### Goal
Select, from the data, each line where "title" occurs.
--- Start of Stored data ---
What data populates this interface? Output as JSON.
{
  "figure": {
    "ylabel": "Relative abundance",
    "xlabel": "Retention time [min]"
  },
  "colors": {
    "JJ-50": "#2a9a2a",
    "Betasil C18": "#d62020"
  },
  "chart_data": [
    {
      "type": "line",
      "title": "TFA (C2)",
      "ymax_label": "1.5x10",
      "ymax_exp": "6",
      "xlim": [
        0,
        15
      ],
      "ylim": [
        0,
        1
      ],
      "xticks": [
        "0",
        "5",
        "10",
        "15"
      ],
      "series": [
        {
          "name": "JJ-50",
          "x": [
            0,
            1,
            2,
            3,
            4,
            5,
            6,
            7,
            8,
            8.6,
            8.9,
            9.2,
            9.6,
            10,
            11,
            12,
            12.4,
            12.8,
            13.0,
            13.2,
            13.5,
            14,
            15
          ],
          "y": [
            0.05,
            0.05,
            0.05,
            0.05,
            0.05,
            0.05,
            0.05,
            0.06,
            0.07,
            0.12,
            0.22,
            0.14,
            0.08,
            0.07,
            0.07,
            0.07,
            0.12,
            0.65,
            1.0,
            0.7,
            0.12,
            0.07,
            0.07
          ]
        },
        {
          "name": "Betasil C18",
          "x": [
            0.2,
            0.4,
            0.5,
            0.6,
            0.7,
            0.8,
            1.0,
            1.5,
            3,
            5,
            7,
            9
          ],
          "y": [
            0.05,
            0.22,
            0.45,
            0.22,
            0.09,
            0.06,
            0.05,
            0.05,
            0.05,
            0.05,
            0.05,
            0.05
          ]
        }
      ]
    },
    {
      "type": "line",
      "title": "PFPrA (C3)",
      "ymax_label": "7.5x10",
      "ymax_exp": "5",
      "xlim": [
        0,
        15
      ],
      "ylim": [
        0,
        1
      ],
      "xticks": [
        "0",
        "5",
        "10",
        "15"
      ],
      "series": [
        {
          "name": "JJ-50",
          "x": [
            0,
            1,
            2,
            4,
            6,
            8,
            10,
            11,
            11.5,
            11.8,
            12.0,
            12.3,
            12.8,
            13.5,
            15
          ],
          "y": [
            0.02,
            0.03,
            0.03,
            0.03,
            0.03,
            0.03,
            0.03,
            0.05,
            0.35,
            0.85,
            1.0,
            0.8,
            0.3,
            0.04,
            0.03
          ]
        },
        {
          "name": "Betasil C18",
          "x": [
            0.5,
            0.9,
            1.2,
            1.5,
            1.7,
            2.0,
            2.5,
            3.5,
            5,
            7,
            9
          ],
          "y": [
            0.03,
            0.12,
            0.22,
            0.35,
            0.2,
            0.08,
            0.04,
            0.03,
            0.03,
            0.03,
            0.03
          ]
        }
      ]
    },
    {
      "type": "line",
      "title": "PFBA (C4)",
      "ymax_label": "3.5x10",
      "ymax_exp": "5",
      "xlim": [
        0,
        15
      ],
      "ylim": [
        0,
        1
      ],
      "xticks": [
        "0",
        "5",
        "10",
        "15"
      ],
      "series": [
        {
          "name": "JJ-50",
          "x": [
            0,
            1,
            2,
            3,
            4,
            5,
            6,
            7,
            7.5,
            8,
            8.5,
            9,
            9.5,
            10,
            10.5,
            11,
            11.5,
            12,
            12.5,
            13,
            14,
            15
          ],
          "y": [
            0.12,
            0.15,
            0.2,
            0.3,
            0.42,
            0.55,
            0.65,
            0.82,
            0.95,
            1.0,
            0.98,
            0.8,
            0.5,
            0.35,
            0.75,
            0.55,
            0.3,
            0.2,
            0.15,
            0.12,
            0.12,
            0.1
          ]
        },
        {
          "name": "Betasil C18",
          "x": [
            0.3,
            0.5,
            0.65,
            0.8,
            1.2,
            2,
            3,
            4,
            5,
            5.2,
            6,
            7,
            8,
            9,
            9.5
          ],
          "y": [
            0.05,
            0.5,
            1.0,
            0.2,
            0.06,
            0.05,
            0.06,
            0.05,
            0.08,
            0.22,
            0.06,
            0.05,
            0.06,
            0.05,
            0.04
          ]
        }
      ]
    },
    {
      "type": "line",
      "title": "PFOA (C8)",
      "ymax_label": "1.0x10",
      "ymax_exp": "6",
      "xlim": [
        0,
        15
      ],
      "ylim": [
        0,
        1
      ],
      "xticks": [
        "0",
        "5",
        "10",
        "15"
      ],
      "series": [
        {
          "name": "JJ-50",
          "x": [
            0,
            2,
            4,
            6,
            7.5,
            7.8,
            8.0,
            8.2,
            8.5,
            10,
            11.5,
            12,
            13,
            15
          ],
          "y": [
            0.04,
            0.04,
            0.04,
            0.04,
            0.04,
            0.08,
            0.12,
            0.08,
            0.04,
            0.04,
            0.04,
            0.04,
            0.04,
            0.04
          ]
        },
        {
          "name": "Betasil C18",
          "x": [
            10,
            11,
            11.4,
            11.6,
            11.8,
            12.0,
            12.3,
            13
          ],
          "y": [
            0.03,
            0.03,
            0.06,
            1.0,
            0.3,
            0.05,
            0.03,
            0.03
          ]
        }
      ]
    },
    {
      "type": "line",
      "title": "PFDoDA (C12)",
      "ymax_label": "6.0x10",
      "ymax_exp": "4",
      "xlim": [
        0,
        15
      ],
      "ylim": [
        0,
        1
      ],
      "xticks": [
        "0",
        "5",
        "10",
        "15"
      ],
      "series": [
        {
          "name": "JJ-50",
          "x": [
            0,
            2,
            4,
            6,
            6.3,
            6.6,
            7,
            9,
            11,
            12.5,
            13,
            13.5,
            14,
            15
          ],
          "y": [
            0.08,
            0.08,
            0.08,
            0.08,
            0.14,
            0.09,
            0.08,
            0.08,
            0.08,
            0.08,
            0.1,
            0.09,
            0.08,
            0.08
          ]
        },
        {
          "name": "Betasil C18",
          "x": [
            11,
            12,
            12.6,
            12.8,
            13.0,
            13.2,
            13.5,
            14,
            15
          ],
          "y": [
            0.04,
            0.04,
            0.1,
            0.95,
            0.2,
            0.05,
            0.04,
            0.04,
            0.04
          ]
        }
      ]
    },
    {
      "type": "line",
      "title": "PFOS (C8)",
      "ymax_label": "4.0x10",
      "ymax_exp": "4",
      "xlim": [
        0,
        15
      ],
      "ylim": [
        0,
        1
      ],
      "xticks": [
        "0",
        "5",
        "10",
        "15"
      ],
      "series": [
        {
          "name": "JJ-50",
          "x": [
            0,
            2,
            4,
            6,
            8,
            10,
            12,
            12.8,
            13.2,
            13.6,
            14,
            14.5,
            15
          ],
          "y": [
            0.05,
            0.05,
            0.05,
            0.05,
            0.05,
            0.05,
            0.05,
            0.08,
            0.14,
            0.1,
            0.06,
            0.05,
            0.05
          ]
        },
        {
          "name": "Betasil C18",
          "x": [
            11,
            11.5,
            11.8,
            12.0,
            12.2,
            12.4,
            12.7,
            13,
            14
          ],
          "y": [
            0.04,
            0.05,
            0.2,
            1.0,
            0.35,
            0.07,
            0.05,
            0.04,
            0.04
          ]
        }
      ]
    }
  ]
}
--- End of Stored data ---
### Correct result
      "title": "TFA (C2)",
      "title": "PFPrA (C3)",
      "title": "PFBA (C4)",
      "title": "PFOA (C8)",
      "title": "PFDoDA (C12)",
      "title": "PFOS (C8)",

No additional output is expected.